## What to produce
Your task is to extract the lines from the one holding "Extract all readable text from this page." through the end of the material. Set them down exactly and add nothing.

## Source data
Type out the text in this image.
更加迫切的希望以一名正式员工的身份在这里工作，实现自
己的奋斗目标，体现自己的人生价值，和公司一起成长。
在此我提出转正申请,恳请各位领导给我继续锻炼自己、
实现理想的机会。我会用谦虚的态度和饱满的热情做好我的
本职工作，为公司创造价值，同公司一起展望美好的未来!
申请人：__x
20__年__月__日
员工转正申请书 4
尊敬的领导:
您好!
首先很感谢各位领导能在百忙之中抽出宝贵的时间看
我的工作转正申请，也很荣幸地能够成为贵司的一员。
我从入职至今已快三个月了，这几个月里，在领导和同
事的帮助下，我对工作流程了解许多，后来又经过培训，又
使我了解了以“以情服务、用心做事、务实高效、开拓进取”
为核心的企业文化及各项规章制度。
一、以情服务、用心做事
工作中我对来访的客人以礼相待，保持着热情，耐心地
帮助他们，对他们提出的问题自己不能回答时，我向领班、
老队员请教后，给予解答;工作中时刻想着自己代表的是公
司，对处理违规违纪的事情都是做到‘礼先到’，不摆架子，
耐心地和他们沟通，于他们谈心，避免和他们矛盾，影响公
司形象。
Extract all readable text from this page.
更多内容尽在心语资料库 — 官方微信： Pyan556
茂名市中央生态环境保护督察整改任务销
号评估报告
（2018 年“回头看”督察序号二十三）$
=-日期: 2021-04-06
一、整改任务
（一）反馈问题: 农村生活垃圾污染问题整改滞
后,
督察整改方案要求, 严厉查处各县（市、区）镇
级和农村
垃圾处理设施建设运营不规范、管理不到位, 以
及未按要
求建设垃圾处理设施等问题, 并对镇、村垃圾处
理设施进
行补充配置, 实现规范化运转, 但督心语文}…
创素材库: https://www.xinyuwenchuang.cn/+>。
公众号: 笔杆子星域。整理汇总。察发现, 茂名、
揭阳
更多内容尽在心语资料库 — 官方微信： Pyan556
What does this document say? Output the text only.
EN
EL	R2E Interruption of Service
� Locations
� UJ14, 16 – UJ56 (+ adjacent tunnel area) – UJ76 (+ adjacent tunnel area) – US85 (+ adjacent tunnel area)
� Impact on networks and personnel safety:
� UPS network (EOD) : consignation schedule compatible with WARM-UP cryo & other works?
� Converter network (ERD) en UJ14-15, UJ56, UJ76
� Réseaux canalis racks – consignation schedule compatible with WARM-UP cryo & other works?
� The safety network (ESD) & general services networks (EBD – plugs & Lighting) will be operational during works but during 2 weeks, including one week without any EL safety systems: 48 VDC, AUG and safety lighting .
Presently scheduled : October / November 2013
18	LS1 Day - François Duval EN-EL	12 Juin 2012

## Reply
Extract all readable text from this page.
更多内容尽在心语资料库 — 官方微信： Pyan556
茂名市中央生态环境保护督察整改任务销
号评估报告
（2018 年“回头看”督察序号二十三）$
=-日期: 2021-04-06
一、整改任务
（一）反馈问题: 农村生活垃圾污染问题整改滞
后,
督察整改方案要求, 严厉查处各县（市、区）镇
级和农村
垃圾处理设施建设运营不规范、管理不到位, 以
及未按要
求建设垃圾处理设施等问题, 并对镇、村垃圾处
理设施进
行补充配置, 实现规范化运转, 但督心语文}…
创素材库: https://www.xinyuwenchuang.cn/+>。
公众号: 笔杆子星域。整理汇总。察发现, 茂名、
揭阳
更多内容尽在心语资料库 — 官方微信： Pyan556
What does this document say? Output the text only.
EN
EL	R2E Interruption of Service
� Locations
� UJ14, 16 – UJ56 (+ adjacent tunnel area) – UJ76 (+ adjacent tunnel area) – US85 (+ adjacent tunnel area)
� Impact on networks and personnel safety:
� UPS network (EOD) : consignation schedule compatible with WARM-UP cryo & other works?
� Converter network (ERD) en UJ14-15, UJ56, UJ76
� Réseaux canalis racks – consignation schedule compatible with WARM-UP cryo & other works?
� The safety network (ESD) & general services networks (EBD – plugs & Lighting) will be operational during works but during 2 weeks, including one week without any EL safety systems: 48 VDC, AUG and safety lighting .
Presently scheduled : October / November 2013
18	LS1 Day - François Duval EN-EL	12 Juin 2012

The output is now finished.